■ Instruction:
Using the data below, gather each line that includes the word "Evolution".

■ Data to use:

────────────────────────────────────────

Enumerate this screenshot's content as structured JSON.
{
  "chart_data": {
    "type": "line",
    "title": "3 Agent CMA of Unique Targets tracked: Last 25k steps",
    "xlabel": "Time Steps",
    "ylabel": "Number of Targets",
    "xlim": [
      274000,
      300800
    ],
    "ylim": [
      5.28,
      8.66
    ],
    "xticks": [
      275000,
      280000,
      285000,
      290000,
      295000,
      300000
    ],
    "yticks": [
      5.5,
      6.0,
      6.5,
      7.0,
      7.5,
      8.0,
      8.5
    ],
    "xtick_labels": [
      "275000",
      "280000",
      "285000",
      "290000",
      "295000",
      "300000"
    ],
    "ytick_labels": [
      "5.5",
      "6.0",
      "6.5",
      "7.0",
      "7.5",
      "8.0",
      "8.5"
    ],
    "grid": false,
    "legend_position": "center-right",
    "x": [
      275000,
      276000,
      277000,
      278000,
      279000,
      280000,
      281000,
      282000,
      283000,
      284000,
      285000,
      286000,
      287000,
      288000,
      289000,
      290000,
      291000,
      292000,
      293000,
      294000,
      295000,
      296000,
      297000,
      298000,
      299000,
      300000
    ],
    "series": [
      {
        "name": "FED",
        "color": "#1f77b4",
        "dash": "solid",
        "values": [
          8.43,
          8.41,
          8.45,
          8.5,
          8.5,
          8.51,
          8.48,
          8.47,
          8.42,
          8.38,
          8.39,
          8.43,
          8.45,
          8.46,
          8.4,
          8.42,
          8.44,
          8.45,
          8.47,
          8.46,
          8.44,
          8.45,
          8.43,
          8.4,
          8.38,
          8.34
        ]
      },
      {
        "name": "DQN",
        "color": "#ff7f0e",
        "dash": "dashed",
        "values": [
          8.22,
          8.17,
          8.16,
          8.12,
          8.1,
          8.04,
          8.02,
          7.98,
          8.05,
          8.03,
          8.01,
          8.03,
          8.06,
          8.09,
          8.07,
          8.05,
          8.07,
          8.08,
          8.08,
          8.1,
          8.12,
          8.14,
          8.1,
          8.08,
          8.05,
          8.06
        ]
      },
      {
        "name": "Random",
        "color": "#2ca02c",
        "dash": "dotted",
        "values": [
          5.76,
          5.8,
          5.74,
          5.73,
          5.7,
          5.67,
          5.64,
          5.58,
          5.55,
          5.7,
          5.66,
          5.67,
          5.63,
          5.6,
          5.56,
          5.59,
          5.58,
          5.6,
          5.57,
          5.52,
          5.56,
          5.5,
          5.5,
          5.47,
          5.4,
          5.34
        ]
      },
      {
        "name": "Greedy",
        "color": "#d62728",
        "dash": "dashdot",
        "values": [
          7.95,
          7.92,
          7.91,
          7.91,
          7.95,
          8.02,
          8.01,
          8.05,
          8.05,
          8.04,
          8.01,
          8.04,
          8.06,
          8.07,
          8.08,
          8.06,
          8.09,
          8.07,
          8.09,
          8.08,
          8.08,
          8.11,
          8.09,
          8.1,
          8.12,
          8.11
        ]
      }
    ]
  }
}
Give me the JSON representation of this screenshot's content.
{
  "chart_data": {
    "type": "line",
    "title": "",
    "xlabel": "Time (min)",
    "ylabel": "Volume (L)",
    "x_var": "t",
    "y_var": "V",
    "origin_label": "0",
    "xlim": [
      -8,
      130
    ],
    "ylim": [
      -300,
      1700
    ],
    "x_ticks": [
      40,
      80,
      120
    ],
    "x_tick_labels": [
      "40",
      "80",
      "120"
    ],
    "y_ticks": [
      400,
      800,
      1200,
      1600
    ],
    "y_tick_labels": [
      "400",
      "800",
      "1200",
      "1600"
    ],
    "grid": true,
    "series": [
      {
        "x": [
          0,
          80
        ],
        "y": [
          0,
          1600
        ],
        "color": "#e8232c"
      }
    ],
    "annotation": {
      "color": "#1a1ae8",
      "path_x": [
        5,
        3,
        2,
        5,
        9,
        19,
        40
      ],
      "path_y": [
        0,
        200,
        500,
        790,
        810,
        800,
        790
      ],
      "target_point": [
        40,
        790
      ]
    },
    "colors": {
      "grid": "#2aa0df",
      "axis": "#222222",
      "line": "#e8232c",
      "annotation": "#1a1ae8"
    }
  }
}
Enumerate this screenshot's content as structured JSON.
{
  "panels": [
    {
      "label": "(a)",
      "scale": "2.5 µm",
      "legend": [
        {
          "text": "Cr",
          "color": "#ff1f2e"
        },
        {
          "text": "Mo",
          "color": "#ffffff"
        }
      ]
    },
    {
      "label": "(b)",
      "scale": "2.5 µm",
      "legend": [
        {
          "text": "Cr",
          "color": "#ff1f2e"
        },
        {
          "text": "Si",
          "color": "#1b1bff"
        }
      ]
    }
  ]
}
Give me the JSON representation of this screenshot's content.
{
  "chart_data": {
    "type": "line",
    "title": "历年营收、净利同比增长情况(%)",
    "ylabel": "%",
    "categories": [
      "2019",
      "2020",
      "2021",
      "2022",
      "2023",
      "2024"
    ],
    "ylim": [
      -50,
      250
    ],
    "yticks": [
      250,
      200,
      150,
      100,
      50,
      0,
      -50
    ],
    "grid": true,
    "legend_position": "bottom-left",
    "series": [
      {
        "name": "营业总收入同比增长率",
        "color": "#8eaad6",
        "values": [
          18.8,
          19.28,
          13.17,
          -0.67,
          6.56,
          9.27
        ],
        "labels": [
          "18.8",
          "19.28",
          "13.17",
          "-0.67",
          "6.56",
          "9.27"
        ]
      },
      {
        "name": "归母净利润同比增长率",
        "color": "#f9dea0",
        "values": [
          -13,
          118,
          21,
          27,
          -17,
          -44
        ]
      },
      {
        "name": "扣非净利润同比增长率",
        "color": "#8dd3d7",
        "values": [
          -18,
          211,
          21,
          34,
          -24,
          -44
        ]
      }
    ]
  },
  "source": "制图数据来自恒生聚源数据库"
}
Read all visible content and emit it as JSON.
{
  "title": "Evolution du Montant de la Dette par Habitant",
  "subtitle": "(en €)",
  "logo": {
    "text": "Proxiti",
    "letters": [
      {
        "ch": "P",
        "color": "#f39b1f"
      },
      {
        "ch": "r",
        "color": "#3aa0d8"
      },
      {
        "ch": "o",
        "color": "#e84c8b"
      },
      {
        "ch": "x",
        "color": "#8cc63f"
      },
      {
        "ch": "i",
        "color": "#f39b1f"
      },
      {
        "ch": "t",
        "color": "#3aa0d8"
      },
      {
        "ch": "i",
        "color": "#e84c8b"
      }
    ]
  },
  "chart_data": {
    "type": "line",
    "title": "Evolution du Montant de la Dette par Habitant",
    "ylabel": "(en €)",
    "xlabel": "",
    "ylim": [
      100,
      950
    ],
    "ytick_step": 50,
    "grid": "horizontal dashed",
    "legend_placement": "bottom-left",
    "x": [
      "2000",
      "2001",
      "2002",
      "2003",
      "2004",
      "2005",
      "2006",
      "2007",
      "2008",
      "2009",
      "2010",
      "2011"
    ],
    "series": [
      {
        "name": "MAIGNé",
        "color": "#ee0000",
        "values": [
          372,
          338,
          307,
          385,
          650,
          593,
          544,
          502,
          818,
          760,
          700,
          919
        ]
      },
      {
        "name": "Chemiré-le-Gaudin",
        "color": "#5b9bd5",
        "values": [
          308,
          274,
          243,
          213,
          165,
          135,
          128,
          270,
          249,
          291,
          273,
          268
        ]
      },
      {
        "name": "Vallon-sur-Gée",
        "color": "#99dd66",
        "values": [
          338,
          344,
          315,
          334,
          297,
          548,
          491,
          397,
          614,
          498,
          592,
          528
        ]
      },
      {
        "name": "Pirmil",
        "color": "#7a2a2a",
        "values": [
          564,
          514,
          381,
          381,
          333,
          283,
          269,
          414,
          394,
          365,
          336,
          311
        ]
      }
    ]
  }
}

────────────────────────────────────────

■ Reply to the task:
  "title": "Evolution du Montant de la Dette par Habitant",
    "title": "Evolution du Montant de la Dette par Habitant",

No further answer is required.